CHALLENGE = Copy each line below that contains "partition".

RECORDS PROVIDED =
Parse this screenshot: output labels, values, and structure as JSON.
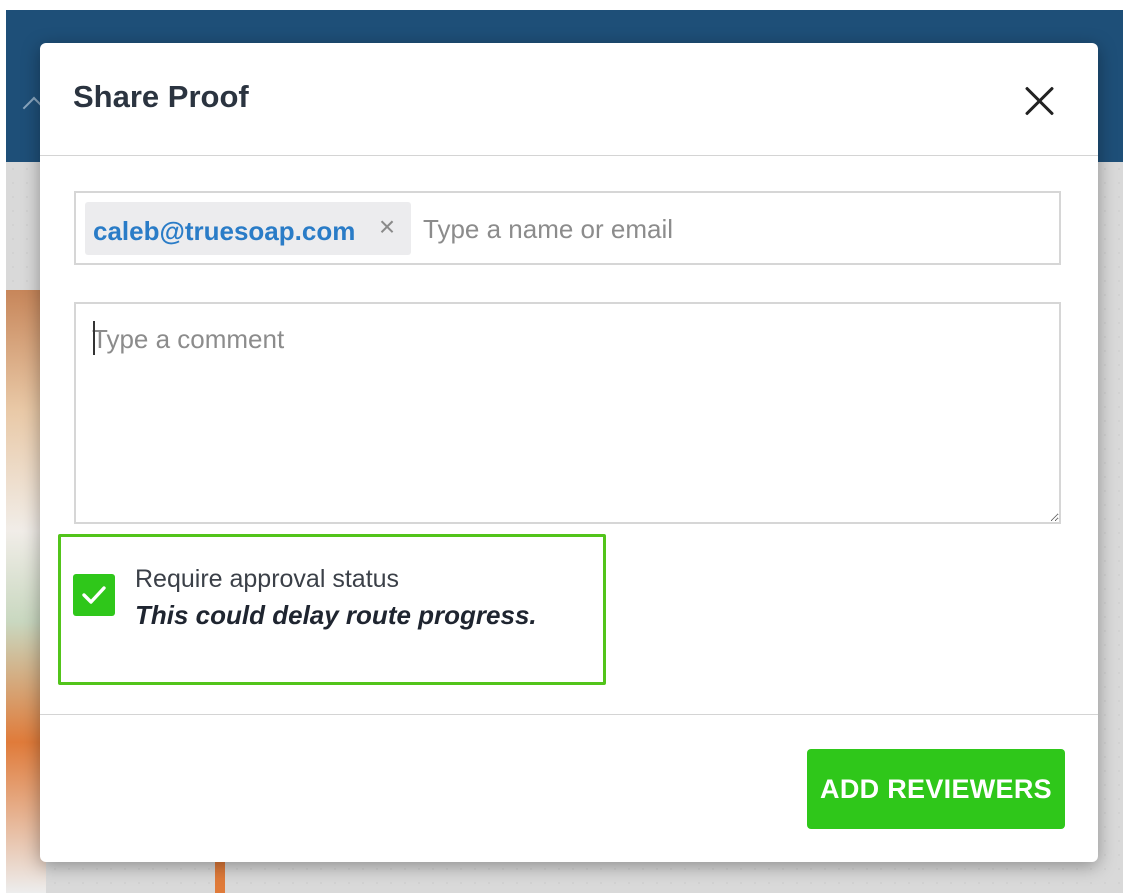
{
  "modal": {
    "title": "Share Proof",
    "close_icon": "close-icon",
    "recipients": {
      "tags": [
        "caleb@truesoap.com"
      ],
      "remove_glyph": "×",
      "placeholder": "Type a name or email"
    },
    "comment": {
      "placeholder": "Type a comment",
      "value": ""
    },
    "approval": {
      "checked": true,
      "label": "Require approval status",
      "note": "This could delay route progress."
    },
    "primary_button": {
      "label": "ADD REVIEWERS"
    }
  },
  "colors": {
    "accent_green": "#2fc71a",
    "highlight_green": "#52c41a",
    "tag_text_blue": "#2a7cc7",
    "header_blue": "#1e4f78"
  }
}
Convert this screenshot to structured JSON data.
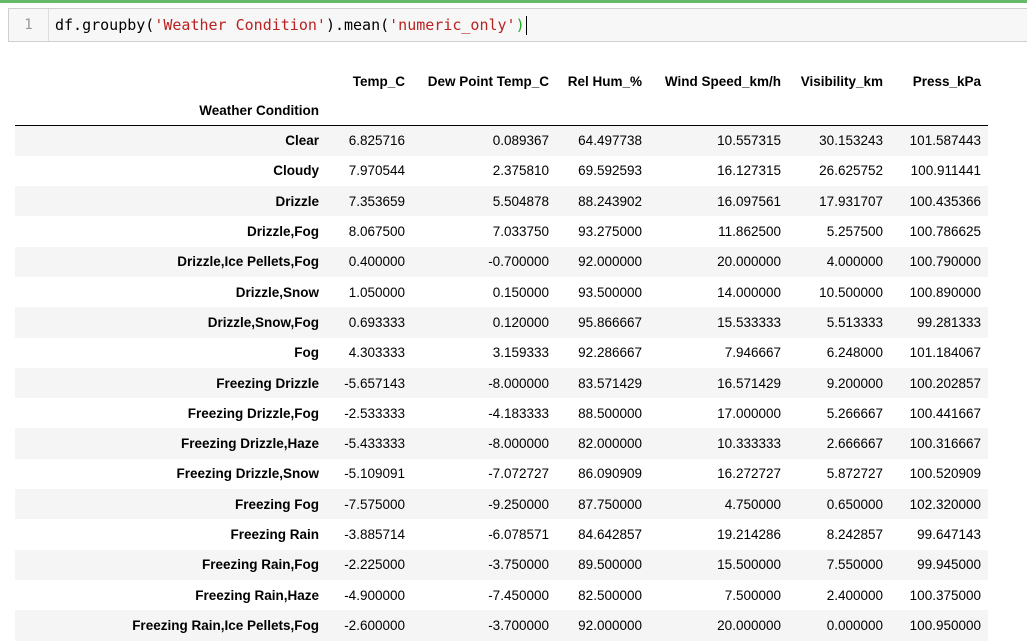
{
  "cell": {
    "line_number": "1",
    "code_prefix": "df.groupby(",
    "code_arg1": "'Weather Condition'",
    "code_mid": ").mean(",
    "code_arg2": "'numeric_only'",
    "code_suffix": ")"
  },
  "table": {
    "index_name": "Weather Condition",
    "columns": [
      "Temp_C",
      "Dew Point Temp_C",
      "Rel Hum_%",
      "Wind Speed_km/h",
      "Visibility_km",
      "Press_kPa"
    ],
    "rows": [
      {
        "label": "Clear",
        "values": [
          "6.825716",
          "0.089367",
          "64.497738",
          "10.557315",
          "30.153243",
          "101.587443"
        ]
      },
      {
        "label": "Cloudy",
        "values": [
          "7.970544",
          "2.375810",
          "69.592593",
          "16.127315",
          "26.625752",
          "100.911441"
        ]
      },
      {
        "label": "Drizzle",
        "values": [
          "7.353659",
          "5.504878",
          "88.243902",
          "16.097561",
          "17.931707",
          "100.435366"
        ]
      },
      {
        "label": "Drizzle,Fog",
        "values": [
          "8.067500",
          "7.033750",
          "93.275000",
          "11.862500",
          "5.257500",
          "100.786625"
        ]
      },
      {
        "label": "Drizzle,Ice Pellets,Fog",
        "values": [
          "0.400000",
          "-0.700000",
          "92.000000",
          "20.000000",
          "4.000000",
          "100.790000"
        ]
      },
      {
        "label": "Drizzle,Snow",
        "values": [
          "1.050000",
          "0.150000",
          "93.500000",
          "14.000000",
          "10.500000",
          "100.890000"
        ]
      },
      {
        "label": "Drizzle,Snow,Fog",
        "values": [
          "0.693333",
          "0.120000",
          "95.866667",
          "15.533333",
          "5.513333",
          "99.281333"
        ]
      },
      {
        "label": "Fog",
        "values": [
          "4.303333",
          "3.159333",
          "92.286667",
          "7.946667",
          "6.248000",
          "101.184067"
        ]
      },
      {
        "label": "Freezing Drizzle",
        "values": [
          "-5.657143",
          "-8.000000",
          "83.571429",
          "16.571429",
          "9.200000",
          "100.202857"
        ]
      },
      {
        "label": "Freezing Drizzle,Fog",
        "values": [
          "-2.533333",
          "-4.183333",
          "88.500000",
          "17.000000",
          "5.266667",
          "100.441667"
        ]
      },
      {
        "label": "Freezing Drizzle,Haze",
        "values": [
          "-5.433333",
          "-8.000000",
          "82.000000",
          "10.333333",
          "2.666667",
          "100.316667"
        ]
      },
      {
        "label": "Freezing Drizzle,Snow",
        "values": [
          "-5.109091",
          "-7.072727",
          "86.090909",
          "16.272727",
          "5.872727",
          "100.520909"
        ]
      },
      {
        "label": "Freezing Fog",
        "values": [
          "-7.575000",
          "-9.250000",
          "87.750000",
          "4.750000",
          "0.650000",
          "102.320000"
        ]
      },
      {
        "label": "Freezing Rain",
        "values": [
          "-3.885714",
          "-6.078571",
          "84.642857",
          "19.214286",
          "8.242857",
          "99.647143"
        ]
      },
      {
        "label": "Freezing Rain,Fog",
        "values": [
          "-2.225000",
          "-3.750000",
          "89.500000",
          "15.500000",
          "7.550000",
          "99.945000"
        ]
      },
      {
        "label": "Freezing Rain,Haze",
        "values": [
          "-4.900000",
          "-7.450000",
          "82.500000",
          "7.500000",
          "2.400000",
          "100.375000"
        ]
      },
      {
        "label": "Freezing Rain,Ice Pellets,Fog",
        "values": [
          "-2.600000",
          "-3.700000",
          "92.000000",
          "20.000000",
          "0.000000",
          "100.950000"
        ]
      }
    ]
  }
}
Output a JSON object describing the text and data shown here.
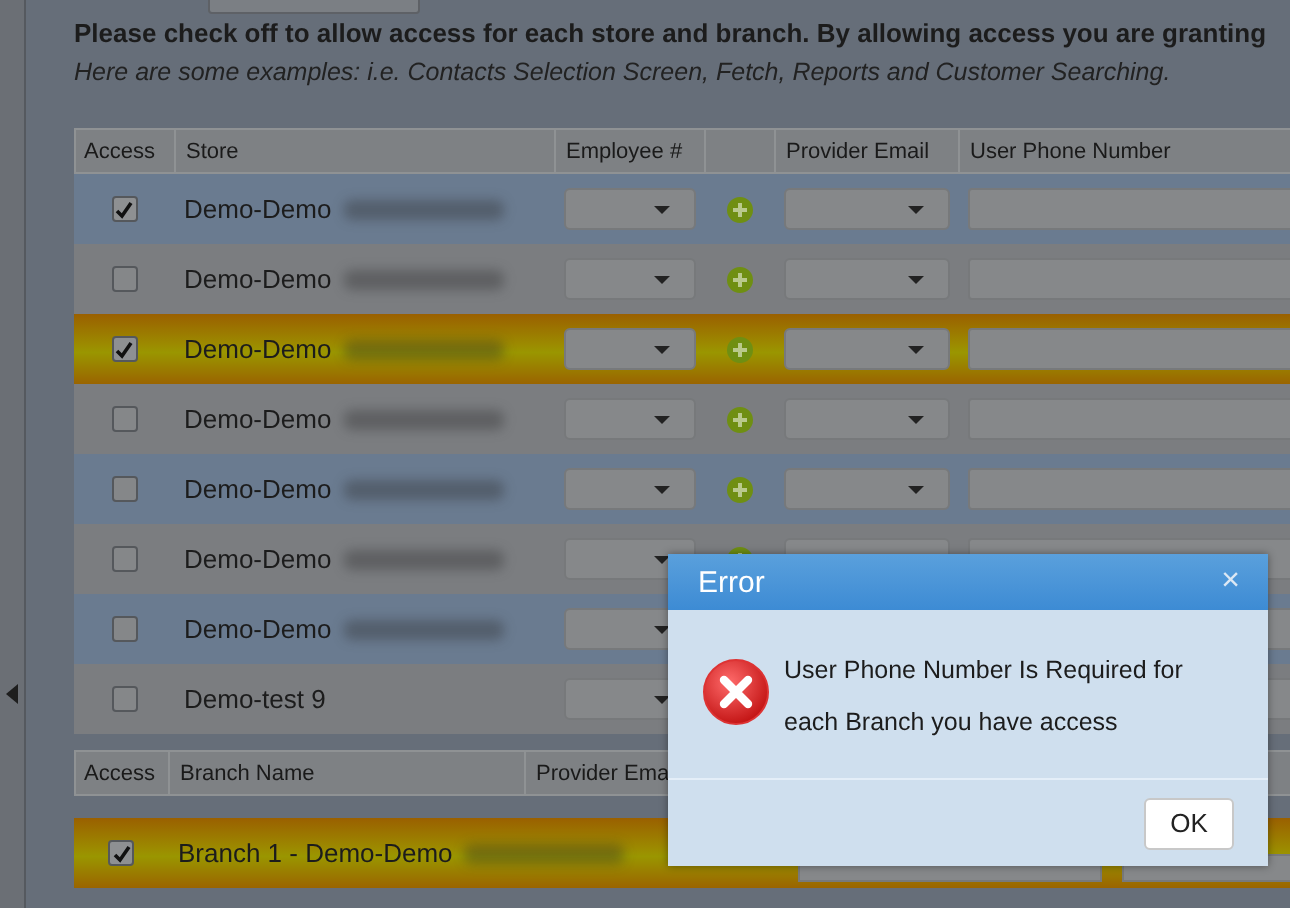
{
  "intro": {
    "heading": "Please check off to allow access for each store and branch. By allowing access you are granting",
    "note": "Here are some examples: i.e. Contacts Selection Screen, Fetch, Reports and Customer Searching."
  },
  "stores_table": {
    "columns": [
      "Access",
      "Store",
      "Employee #",
      "Provider Email",
      "User Phone Number"
    ],
    "rows": [
      {
        "store": "Demo-Demo",
        "redacted": true,
        "checked": true,
        "highlighted": false
      },
      {
        "store": "Demo-Demo",
        "redacted": true,
        "checked": false,
        "highlighted": false
      },
      {
        "store": "Demo-Demo",
        "redacted": true,
        "checked": true,
        "highlighted": true
      },
      {
        "store": "Demo-Demo",
        "redacted": true,
        "checked": false,
        "highlighted": false
      },
      {
        "store": "Demo-Demo",
        "redacted": true,
        "checked": false,
        "highlighted": false
      },
      {
        "store": "Demo-Demo",
        "redacted": true,
        "checked": false,
        "highlighted": false
      },
      {
        "store": "Demo-Demo",
        "redacted": true,
        "checked": false,
        "highlighted": false
      },
      {
        "store": "Demo-test 9",
        "redacted": false,
        "checked": false,
        "highlighted": false
      }
    ]
  },
  "branch_table": {
    "columns": [
      "Access",
      "Branch Name",
      "Provider Ema"
    ],
    "rows": [
      {
        "branch": "Branch 1 - Demo-Demo",
        "redacted": true,
        "checked": true,
        "highlighted": true
      }
    ]
  },
  "dialog": {
    "title": "Error",
    "close_label": "×",
    "message": "User Phone Number Is Required for each Branch you have access",
    "button": "OK"
  }
}
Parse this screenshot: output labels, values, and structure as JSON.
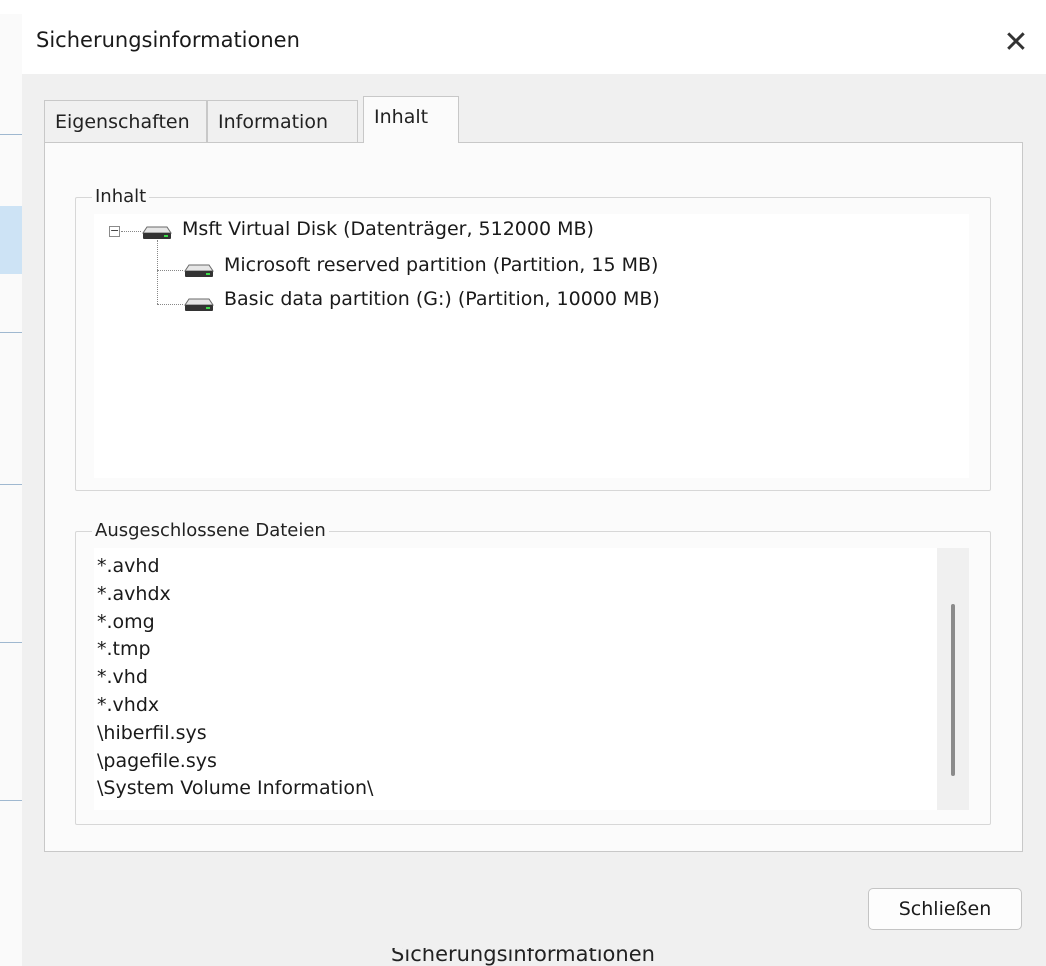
{
  "dialog": {
    "title": "Sicherungsinformationen",
    "close_glyph": "✕"
  },
  "tabs": [
    {
      "label": "Eigenschaften",
      "active": false
    },
    {
      "label": "Information",
      "active": false
    },
    {
      "label": "Inhalt",
      "active": true
    }
  ],
  "content_group": {
    "legend": "Inhalt",
    "tree": {
      "root": {
        "label": "Msft Virtual Disk (Datenträger, 512000 MB)",
        "expanded": true,
        "icon": "drive-icon"
      },
      "children": [
        {
          "label": "Microsoft reserved partition (Partition, 15 MB)",
          "icon": "drive-icon"
        },
        {
          "label": "Basic data partition (G:) (Partition, 10000 MB)",
          "icon": "drive-icon"
        }
      ]
    }
  },
  "excluded_group": {
    "legend": "Ausgeschlossene Dateien",
    "items": [
      "*.avhd",
      "*.avhdx",
      "*.omg",
      "*.tmp",
      "*.vhd",
      "*.vhdx",
      "\\hiberfil.sys",
      "\\pagefile.sys",
      "\\System Volume Information\\"
    ]
  },
  "buttons": {
    "close_label": "Schließen"
  },
  "taskbar": {
    "caption": "Sicherungsinformationen"
  }
}
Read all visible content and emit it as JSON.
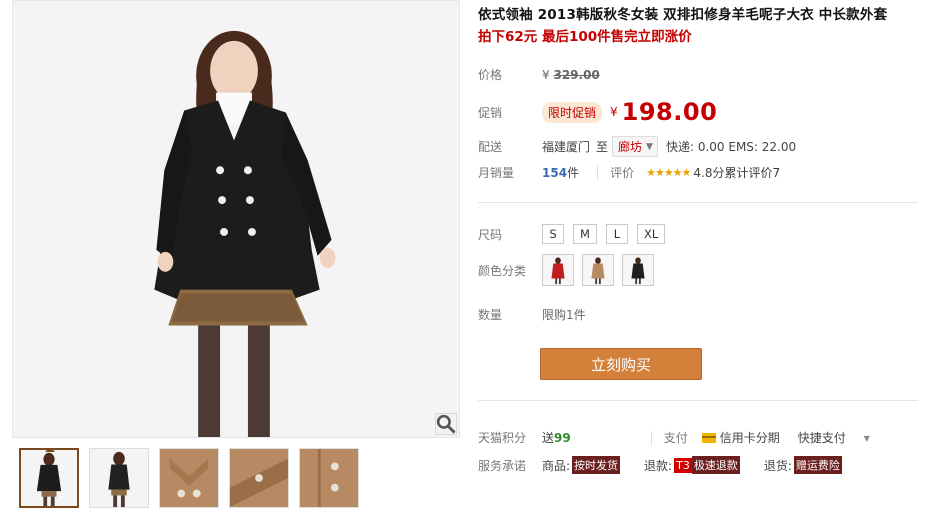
{
  "product": {
    "title": "依式领袖 2013韩版秋冬女装 双排扣修身羊毛呢子大衣 中长款外套",
    "subtitle": "拍下62元 最后100件售完立即涨价"
  },
  "price": {
    "label": "价格",
    "currency": "¥",
    "original": "329.00"
  },
  "promo": {
    "label": "促销",
    "tag": "限时促销",
    "currency": "¥",
    "price": "198.00"
  },
  "shipping": {
    "label": "配送",
    "origin": "福建厦门",
    "to": "至",
    "destination": "廊坊",
    "fees": "快递: 0.00 EMS: 22.00"
  },
  "sales": {
    "label": "月销量",
    "count": "154",
    "unit": "件",
    "review_label": "评价",
    "stars": "★★★★★",
    "score": "4.8分",
    "review_count": "累计评价7"
  },
  "size": {
    "label": "尺码",
    "options": [
      "S",
      "M",
      "L",
      "XL"
    ]
  },
  "color": {
    "label": "颜色分类",
    "swatches": [
      "#c21d1d",
      "#b88a63",
      "#1f1f1f"
    ]
  },
  "quantity": {
    "label": "数量",
    "limit": "限购1件"
  },
  "buy_button": "立刻购买",
  "points": {
    "label": "天猫积分",
    "prefix": "送",
    "value": "99",
    "pay_label": "支付",
    "installment": "信用卡分期",
    "quick_pay": "快捷支付",
    "more": "▾"
  },
  "service": {
    "label": "服务承诺",
    "goods_label": "商品:",
    "goods_badge": "按时发货",
    "refund_label": "退款:",
    "refund_icon": "T3",
    "refund_badge": "极速退款",
    "return_label": "退货:",
    "return_badge": "赠运费险"
  },
  "colors": {
    "accent_red": "#c40000",
    "buy_button": "#d3803b",
    "coat_black": "#1c1c1c",
    "coat_camel": "#b88a63"
  }
}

ANSWER =
          "label": "Microsoft reserved partition (Partition, 15 MB)",
          "label": "Basic data partition (G:) (Partition, 10000 MB)",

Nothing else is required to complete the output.